SET TASK:
Retype the full set of records. Keep every character identical.

A block of data:
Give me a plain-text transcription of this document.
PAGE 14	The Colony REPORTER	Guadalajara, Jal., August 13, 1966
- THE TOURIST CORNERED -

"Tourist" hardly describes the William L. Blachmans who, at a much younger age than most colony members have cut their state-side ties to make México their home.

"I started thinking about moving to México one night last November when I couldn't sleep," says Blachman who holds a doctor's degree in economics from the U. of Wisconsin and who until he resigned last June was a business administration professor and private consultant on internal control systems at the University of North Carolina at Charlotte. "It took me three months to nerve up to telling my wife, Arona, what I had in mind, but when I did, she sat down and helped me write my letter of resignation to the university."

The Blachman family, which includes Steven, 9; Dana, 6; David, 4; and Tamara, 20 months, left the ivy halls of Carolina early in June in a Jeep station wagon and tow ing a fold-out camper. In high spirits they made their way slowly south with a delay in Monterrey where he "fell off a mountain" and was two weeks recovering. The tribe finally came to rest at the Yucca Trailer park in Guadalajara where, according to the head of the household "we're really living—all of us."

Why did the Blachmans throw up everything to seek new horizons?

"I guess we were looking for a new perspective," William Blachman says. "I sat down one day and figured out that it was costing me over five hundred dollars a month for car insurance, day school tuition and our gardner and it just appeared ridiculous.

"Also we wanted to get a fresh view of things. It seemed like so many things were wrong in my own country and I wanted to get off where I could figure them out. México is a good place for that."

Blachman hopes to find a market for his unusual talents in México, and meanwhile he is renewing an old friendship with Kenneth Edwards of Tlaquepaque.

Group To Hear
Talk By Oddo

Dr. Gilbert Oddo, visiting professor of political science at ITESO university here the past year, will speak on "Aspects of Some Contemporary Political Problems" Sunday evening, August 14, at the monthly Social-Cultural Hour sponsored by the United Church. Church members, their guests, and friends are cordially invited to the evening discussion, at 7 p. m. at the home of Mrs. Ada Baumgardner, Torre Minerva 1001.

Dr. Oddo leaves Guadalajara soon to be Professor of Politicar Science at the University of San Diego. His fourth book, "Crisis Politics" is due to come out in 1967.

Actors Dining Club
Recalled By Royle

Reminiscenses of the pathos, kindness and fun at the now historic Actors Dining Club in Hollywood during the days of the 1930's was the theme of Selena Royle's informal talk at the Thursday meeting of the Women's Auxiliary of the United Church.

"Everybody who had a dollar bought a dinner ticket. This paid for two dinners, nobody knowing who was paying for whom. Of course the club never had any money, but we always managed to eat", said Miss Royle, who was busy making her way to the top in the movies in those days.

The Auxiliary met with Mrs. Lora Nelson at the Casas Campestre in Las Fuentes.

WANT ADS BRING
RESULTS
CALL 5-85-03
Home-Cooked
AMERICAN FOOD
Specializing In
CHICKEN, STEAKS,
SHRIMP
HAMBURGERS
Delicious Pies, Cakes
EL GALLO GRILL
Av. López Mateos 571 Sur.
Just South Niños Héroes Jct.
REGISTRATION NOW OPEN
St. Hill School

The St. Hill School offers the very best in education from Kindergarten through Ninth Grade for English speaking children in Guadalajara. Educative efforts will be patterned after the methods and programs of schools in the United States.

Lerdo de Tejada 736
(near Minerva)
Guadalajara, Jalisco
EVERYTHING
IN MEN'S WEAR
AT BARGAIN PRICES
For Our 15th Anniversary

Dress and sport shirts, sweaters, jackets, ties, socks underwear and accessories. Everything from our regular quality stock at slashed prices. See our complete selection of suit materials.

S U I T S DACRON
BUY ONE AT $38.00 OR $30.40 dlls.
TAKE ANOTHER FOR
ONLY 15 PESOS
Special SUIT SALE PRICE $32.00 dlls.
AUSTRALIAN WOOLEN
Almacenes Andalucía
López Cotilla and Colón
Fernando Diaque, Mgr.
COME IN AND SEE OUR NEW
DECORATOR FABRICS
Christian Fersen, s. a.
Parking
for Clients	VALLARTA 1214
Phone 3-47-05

EXPECTED OUTPUT:
Give me a plain-text transcription of this document.
PAGE 14	The Colony REPORTER	Guadalajara, Jal., August 13, 1966
- THE TOURIST CORNERED -

"Tourist" hardly describes the William L. Blachmans who, at a much younger age than most colony members have cut their state-side ties to make México their home.

"I started thinking about moving to México one night last November when I couldn't sleep," says Blachman who holds a doctor's degree in economics from the U. of Wisconsin and who until he resigned last June was a business administration professor and private consultant on internal control systems at the University of North Carolina at Charlotte. "It took me three months to nerve up to telling my wife, Arona, what I had in mind, but when I did, she sat down and helped me write my letter of resignation to the university."

The Blachman family, which includes Steven, 9; Dana, 6; David, 4; and Tamara, 20 months, left the ivy halls of Carolina early in June in a Jeep station wagon and tow ing a fold-out camper. In high spirits they made their way slowly south with a delay in Monterrey where he "fell off a mountain" and was two weeks recovering. The tribe finally came to rest at the Yucca Trailer park in Guadalajara where, according to the head of the household "we're really living—all of us."

Why did the Blachmans throw up everything to seek new horizons?

"I guess we were looking for a new perspective," William Blachman says. "I sat down one day and figured out that it was costing me over five hundred dollars a month for car insurance, day school tuition and our gardner and it just appeared ridiculous.

"Also we wanted to get a fresh view of things. It seemed like so many things were wrong in my own country and I wanted to get off where I could figure them out. México is a good place for that."

Blachman hopes to find a market for his unusual talents in México, and meanwhile he is renewing an old friendship with Kenneth Edwards of Tlaquepaque.

Group To Hear
Talk By Oddo

Dr. Gilbert Oddo, visiting professor of political science at ITESO university here the past year, will speak on "Aspects of Some Contemporary Political Problems" Sunday evening, August 14, at the monthly Social-Cultural Hour sponsored by the United Church. Church members, their guests, and friends are cordially invited to the evening discussion, at 7 p. m. at the home of Mrs. Ada Baumgardner, Torre Minerva 1001.

Dr. Oddo leaves Guadalajara soon to be Professor of Politicar Science at the University of San Diego. His fourth book, "Crisis Politics" is due to come out in 1967.

Actors Dining Club
Recalled By Royle

Reminiscenses of the pathos, kindness and fun at the now historic Actors Dining Club in Hollywood during the days of the 1930's was the theme of Selena Royle's informal talk at the Thursday meeting of the Women's Auxiliary of the United Church.

"Everybody who had a dollar bought a dinner ticket. This paid for two dinners, nobody knowing who was paying for whom. Of course the club never had any money, but we always managed to eat", said Miss Royle, who was busy making her way to the top in the movies in those days.

The Auxiliary met with Mrs. Lora Nelson at the Casas Campestre in Las Fuentes.

WANT ADS BRING
RESULTS
CALL 5-85-03
Home-Cooked
AMERICAN FOOD
Specializing In
CHICKEN, STEAKS,
SHRIMP
HAMBURGERS
Delicious Pies, Cakes
EL GALLO GRILL
Av. López Mateos 571 Sur.
Just South Niños Héroes Jct.
REGISTRATION NOW OPEN
St. Hill School

The St. Hill School offers the very best in education from Kindergarten through Ninth Grade for English speaking children in Guadalajara. Educative efforts will be patterned after the methods and programs of schools in the United States.

Lerdo de Tejada 736
(near Minerva)
Guadalajara, Jalisco
EVERYTHING
IN MEN'S WEAR
AT BARGAIN PRICES
For Our 15th Anniversary

Dress and sport shirts, sweaters, jackets, ties, socks underwear and accessories. Everything from our regular quality stock at slashed prices. See our complete selection of suit materials.

S U I T S DACRON
BUY ONE AT $38.00 OR $30.40 dlls.
TAKE ANOTHER FOR
ONLY 15 PESOS
Special SUIT SALE PRICE $32.00 dlls.
AUSTRALIAN WOOLEN
Almacenes Andalucía
López Cotilla and Colón
Fernando Diaque, Mgr.
COME IN AND SEE OUR NEW
DECORATOR FABRICS
Christian Fersen, s. a.
Parking
for Clients	VALLARTA 1214
Phone 3-47-05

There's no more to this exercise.